In the copy, include every entry exactly but none of the pictures.
....
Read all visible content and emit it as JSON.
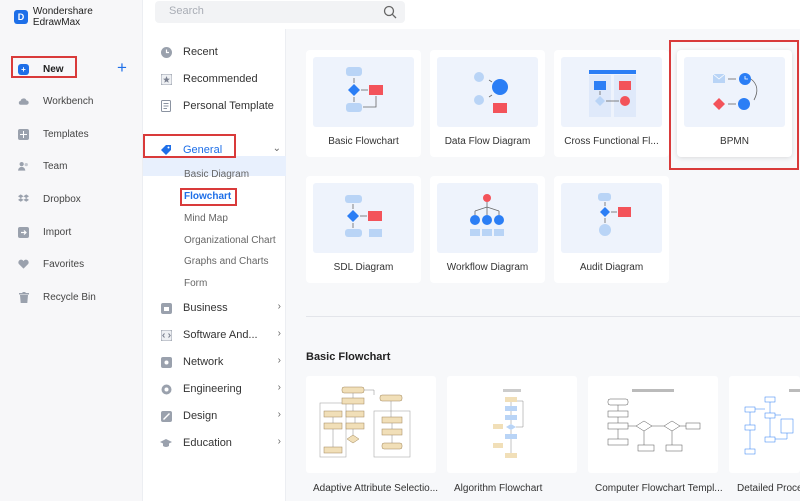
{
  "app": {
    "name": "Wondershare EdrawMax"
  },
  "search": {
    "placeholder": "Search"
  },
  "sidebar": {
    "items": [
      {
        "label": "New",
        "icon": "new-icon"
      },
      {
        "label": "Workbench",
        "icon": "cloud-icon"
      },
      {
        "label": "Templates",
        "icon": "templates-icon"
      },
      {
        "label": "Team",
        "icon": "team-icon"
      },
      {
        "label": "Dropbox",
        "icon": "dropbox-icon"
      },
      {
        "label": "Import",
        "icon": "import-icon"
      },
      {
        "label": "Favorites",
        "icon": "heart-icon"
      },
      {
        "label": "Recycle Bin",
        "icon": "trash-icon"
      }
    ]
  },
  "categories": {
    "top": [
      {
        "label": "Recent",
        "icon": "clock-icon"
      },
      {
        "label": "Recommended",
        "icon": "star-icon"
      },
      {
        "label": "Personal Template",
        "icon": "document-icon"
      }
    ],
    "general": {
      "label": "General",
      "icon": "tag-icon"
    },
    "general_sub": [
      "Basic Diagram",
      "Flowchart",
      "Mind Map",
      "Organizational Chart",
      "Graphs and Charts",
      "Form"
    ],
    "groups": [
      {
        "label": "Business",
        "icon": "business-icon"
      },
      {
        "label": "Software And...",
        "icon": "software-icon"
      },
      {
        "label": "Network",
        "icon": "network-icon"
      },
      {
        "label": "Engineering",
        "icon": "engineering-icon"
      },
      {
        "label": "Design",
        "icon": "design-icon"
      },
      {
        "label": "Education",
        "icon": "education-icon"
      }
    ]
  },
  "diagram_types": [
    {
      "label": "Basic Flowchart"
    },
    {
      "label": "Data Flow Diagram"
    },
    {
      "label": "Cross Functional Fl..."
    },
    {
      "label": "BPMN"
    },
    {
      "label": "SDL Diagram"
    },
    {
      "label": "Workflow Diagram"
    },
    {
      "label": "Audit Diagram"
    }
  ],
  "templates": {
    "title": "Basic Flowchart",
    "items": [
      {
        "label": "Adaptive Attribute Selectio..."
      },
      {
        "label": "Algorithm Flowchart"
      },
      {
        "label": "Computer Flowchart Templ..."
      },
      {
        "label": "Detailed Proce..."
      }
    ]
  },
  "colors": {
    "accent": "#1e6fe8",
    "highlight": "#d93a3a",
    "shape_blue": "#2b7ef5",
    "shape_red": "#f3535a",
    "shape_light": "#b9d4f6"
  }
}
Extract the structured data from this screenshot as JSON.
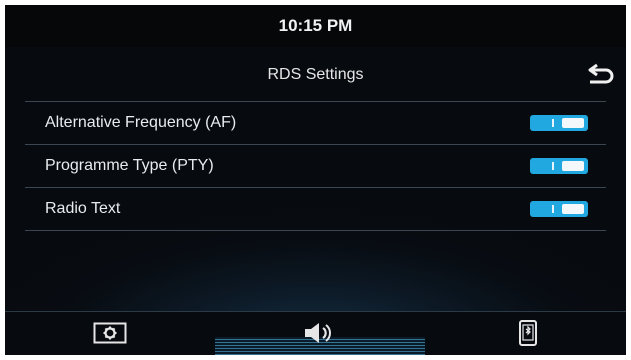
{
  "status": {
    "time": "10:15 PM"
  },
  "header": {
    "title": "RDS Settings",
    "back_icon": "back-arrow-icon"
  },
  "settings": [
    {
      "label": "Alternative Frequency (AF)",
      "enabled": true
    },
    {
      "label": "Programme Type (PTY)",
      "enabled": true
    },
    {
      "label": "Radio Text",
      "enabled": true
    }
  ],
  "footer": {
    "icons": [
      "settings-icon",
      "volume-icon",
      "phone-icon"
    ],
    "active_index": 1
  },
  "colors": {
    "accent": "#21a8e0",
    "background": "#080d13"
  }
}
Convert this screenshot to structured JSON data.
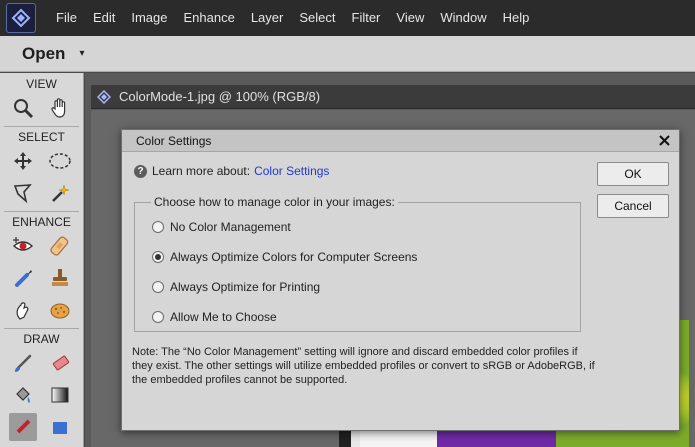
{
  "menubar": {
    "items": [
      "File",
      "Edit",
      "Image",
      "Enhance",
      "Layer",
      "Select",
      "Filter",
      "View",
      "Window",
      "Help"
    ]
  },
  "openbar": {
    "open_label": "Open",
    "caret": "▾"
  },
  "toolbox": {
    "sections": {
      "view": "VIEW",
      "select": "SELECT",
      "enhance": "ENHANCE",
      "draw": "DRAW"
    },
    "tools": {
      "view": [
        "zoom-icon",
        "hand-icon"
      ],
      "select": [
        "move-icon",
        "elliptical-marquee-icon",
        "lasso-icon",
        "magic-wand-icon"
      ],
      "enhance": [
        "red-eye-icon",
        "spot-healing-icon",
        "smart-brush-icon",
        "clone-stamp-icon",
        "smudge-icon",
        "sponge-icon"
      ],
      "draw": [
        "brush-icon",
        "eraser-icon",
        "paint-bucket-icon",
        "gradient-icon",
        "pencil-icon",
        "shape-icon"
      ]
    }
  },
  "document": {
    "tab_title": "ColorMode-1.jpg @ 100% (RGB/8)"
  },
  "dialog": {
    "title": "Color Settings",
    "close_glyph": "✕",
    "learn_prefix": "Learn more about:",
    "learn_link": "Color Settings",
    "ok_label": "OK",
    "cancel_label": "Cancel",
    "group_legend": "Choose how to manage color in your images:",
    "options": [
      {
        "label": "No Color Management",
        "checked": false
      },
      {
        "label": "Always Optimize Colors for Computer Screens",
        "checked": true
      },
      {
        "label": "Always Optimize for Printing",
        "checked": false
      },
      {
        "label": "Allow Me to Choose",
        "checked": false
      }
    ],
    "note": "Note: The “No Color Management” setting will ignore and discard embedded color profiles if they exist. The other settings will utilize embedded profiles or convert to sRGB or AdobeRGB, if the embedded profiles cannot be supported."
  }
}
....
* **Task answer**
Read all visible content and emit it as JSON.
{
  "app": {
    "name": "Wondershare EdrawMax"
  },
  "search": {
    "placeholder": "Search"
  },
  "sidebar": {
    "items": [
      {
        "label": "New",
        "icon": "new-icon"
      },
      {
        "label": "Workbench",
        "icon": "cloud-icon"
      },
      {
        "label": "Templates",
        "icon": "templates-icon"
      },
      {
        "label": "Team",
        "icon": "team-icon"
      },
      {
        "label": "Dropbox",
        "icon": "dropbox-icon"
      },
      {
        "label": "Import",
        "icon": "import-icon"
      },
      {
        "label": "Favorites",
        "icon": "heart-icon"
      },
      {
        "label": "Recycle Bin",
        "icon": "trash-icon"
      }
    ]
  },
  "categories": {
    "top": [
      {
        "label": "Recent",
        "icon": "clock-icon"
      },
      {
        "label": "Recommended",
        "icon": "star-icon"
      },
      {
        "label": "Personal Template",
        "icon": "document-icon"
      }
    ],
    "general": {
      "label": "General",
      "icon": "tag-icon"
    },
    "general_sub": [
      "Basic Diagram",
      "Flowchart",
      "Mind Map",
      "Organizational Chart",
      "Graphs and Charts",
      "Form"
    ],
    "groups": [
      {
        "label": "Business",
        "icon": "business-icon"
      },
      {
        "label": "Software And...",
        "icon": "software-icon"
      },
      {
        "label": "Network",
        "icon": "network-icon"
      },
      {
        "label": "Engineering",
        "icon": "engineering-icon"
      },
      {
        "label": "Design",
        "icon": "design-icon"
      },
      {
        "label": "Education",
        "icon": "education-icon"
      }
    ]
  },
  "diagram_types": [
    {
      "label": "Basic Flowchart"
    },
    {
      "label": "Data Flow Diagram"
    },
    {
      "label": "Cross Functional Fl..."
    },
    {
      "label": "BPMN"
    },
    {
      "label": "SDL Diagram"
    },
    {
      "label": "Workflow Diagram"
    },
    {
      "label": "Audit Diagram"
    }
  ],
  "templates": {
    "title": "Basic Flowchart",
    "items": [
      {
        "label": "Adaptive Attribute Selectio..."
      },
      {
        "label": "Algorithm Flowchart"
      },
      {
        "label": "Computer Flowchart Templ..."
      },
      {
        "label": "Detailed Proce..."
      }
    ]
  },
  "colors": {
    "accent": "#1e6fe8",
    "highlight": "#d93a3a",
    "shape_blue": "#2b7ef5",
    "shape_red": "#f3535a",
    "shape_light": "#b9d4f6"
  }
}
Extract the structured data from this screenshot as JSON.
{
  "status": {
    "time": "10:15 PM"
  },
  "header": {
    "title": "RDS Settings",
    "back_icon": "back-arrow-icon"
  },
  "settings": [
    {
      "label": "Alternative Frequency (AF)",
      "enabled": true
    },
    {
      "label": "Programme Type (PTY)",
      "enabled": true
    },
    {
      "label": "Radio Text",
      "enabled": true
    }
  ],
  "footer": {
    "icons": [
      "settings-icon",
      "volume-icon",
      "phone-icon"
    ],
    "active_index": 1
  },
  "colors": {
    "accent": "#21a8e0",
    "background": "#080d13"
  }
}
Convert this screenshot to structured JSON data.
{
  "menubar": {
    "items": [
      "File",
      "Edit",
      "Image",
      "Enhance",
      "Layer",
      "Select",
      "Filter",
      "View",
      "Window",
      "Help"
    ]
  },
  "openbar": {
    "open_label": "Open",
    "caret": "▾"
  },
  "toolbox": {
    "sections": {
      "view": "VIEW",
      "select": "SELECT",
      "enhance": "ENHANCE",
      "draw": "DRAW"
    },
    "tools": {
      "view": [
        "zoom-icon",
        "hand-icon"
      ],
      "select": [
        "move-icon",
        "elliptical-marquee-icon",
        "lasso-icon",
        "magic-wand-icon"
      ],
      "enhance": [
        "red-eye-icon",
        "spot-healing-icon",
        "smart-brush-icon",
        "clone-stamp-icon",
        "smudge-icon",
        "sponge-icon"
      ],
      "draw": [
        "brush-icon",
        "eraser-icon",
        "paint-bucket-icon",
        "gradient-icon",
        "pencil-icon",
        "shape-icon"
      ]
    }
  },
  "document": {
    "tab_title": "ColorMode-1.jpg @ 100% (RGB/8)"
  },
  "dialog": {
    "title": "Color Settings",
    "close_glyph": "✕",
    "learn_prefix": "Learn more about:",
    "learn_link": "Color Settings",
    "ok_label": "OK",
    "cancel_label": "Cancel",
    "group_legend": "Choose how to manage color in your images:",
    "options": [
      {
        "label": "No Color Management",
        "checked": false
      },
      {
        "label": "Always Optimize Colors for Computer Screens",
        "checked": true
      },
      {
        "label": "Always Optimize for Printing",
        "checked": false
      },
      {
        "label": "Allow Me to Choose",
        "checked": false
      }
    ],
    "note": "Note: The “No Color Management” setting will ignore and discard embedded color profiles if they exist. The other settings will utilize embedded profiles or convert to sRGB or AdobeRGB, if the embedded profiles cannot be supported."
  }
}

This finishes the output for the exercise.